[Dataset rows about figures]
-------
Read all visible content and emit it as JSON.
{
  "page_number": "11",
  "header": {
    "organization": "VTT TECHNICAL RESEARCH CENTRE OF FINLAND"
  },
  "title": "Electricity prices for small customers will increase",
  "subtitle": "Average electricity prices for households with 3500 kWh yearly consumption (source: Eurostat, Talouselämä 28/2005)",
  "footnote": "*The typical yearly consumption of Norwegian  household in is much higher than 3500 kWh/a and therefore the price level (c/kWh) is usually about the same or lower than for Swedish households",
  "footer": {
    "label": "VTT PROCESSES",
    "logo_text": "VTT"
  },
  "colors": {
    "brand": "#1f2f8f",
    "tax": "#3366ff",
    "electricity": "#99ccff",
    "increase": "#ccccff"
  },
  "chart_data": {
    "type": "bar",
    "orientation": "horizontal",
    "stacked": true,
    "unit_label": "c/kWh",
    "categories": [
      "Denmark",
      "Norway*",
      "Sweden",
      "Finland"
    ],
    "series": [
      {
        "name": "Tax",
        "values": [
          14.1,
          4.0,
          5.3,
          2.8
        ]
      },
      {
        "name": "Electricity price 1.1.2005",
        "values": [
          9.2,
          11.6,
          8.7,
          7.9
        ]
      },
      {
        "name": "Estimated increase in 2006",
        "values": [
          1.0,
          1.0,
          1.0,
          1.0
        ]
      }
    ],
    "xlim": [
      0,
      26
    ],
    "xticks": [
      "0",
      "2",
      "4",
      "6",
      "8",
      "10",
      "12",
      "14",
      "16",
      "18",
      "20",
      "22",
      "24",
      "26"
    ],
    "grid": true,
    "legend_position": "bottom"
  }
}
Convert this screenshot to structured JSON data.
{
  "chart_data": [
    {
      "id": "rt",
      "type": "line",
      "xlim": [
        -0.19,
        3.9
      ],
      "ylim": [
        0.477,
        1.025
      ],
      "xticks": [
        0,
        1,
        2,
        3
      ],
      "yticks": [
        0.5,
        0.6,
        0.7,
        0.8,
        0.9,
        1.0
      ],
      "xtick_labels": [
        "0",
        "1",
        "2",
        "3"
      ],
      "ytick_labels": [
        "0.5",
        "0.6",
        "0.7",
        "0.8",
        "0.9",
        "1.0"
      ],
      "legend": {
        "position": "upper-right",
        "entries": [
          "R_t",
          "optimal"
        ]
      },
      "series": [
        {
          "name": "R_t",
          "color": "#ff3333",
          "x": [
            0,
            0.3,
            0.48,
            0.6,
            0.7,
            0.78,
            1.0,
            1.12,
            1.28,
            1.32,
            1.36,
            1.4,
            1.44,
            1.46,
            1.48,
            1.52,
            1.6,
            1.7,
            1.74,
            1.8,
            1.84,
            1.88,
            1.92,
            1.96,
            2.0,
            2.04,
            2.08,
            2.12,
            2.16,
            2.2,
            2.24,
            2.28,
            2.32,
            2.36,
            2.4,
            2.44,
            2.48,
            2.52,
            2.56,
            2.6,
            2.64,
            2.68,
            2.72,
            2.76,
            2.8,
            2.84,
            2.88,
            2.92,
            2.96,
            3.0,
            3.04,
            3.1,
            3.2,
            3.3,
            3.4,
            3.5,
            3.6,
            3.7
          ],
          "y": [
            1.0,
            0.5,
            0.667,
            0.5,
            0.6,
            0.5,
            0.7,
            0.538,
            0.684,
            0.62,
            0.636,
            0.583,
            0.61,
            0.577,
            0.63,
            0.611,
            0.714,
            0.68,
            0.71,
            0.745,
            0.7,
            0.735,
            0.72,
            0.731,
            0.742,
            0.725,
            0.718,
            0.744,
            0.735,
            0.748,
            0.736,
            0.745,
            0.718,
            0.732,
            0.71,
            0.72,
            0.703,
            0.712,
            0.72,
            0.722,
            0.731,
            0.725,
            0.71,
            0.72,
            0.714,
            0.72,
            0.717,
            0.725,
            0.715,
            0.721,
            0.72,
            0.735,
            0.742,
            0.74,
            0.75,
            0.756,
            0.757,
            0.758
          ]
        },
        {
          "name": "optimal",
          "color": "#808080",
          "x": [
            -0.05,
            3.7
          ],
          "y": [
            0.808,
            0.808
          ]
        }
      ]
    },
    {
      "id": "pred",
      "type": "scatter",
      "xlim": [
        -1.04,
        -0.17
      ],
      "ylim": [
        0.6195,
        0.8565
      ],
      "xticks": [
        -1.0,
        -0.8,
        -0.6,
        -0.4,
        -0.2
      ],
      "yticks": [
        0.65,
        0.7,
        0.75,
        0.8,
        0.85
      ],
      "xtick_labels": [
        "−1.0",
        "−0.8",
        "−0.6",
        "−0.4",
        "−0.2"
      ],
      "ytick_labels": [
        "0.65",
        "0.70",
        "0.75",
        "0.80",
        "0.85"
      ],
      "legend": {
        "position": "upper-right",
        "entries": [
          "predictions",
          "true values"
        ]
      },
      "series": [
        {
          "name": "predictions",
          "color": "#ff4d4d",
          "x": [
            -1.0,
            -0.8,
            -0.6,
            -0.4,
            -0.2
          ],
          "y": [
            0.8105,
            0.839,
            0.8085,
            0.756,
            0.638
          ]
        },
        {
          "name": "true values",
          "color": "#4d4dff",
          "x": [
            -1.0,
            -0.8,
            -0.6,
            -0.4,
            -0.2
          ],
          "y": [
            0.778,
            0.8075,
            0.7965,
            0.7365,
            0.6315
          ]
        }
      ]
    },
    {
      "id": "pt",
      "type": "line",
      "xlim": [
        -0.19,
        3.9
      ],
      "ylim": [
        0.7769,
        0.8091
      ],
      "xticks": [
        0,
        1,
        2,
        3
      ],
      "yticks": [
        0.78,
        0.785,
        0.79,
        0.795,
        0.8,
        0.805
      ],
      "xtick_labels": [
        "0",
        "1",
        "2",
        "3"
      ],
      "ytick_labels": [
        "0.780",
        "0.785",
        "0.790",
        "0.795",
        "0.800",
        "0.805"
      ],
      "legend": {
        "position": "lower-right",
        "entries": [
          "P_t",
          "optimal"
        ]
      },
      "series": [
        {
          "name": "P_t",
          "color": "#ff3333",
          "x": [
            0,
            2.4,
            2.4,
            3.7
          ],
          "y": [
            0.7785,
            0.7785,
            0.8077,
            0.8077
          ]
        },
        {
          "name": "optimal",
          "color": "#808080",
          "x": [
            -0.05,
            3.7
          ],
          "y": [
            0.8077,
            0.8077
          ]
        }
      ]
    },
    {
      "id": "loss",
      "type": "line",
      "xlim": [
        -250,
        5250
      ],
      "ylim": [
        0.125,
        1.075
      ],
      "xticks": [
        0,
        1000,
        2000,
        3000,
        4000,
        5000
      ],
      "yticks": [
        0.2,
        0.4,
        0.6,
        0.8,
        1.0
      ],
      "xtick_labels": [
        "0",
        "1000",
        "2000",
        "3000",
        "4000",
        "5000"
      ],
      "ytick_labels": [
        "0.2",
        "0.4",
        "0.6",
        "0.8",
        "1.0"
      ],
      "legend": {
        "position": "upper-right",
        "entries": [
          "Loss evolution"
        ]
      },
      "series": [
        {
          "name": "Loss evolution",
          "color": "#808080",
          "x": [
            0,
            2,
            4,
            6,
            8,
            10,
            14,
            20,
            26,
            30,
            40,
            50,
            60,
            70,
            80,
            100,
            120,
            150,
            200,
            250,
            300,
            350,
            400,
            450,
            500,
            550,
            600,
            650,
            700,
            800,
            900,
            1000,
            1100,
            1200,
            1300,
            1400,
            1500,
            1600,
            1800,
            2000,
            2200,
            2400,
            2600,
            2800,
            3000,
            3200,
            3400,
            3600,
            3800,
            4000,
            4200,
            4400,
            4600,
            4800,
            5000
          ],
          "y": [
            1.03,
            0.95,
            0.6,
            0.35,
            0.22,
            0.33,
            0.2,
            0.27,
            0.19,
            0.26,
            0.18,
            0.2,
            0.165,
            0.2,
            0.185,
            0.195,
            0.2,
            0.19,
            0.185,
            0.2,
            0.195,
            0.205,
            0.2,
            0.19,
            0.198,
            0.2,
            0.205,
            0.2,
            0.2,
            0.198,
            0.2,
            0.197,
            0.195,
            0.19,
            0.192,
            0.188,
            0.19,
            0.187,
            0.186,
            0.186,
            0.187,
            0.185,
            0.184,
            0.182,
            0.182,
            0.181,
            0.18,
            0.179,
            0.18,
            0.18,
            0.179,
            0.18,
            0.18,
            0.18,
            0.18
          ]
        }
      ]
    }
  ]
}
-------
_Exercise objective_: Gather every line from the listing above in which "JSON" appears, and copy those lines.

_Output for this exercise_:
Read all visible content and emit it as JSON.
Convert this screenshot to structured JSON data.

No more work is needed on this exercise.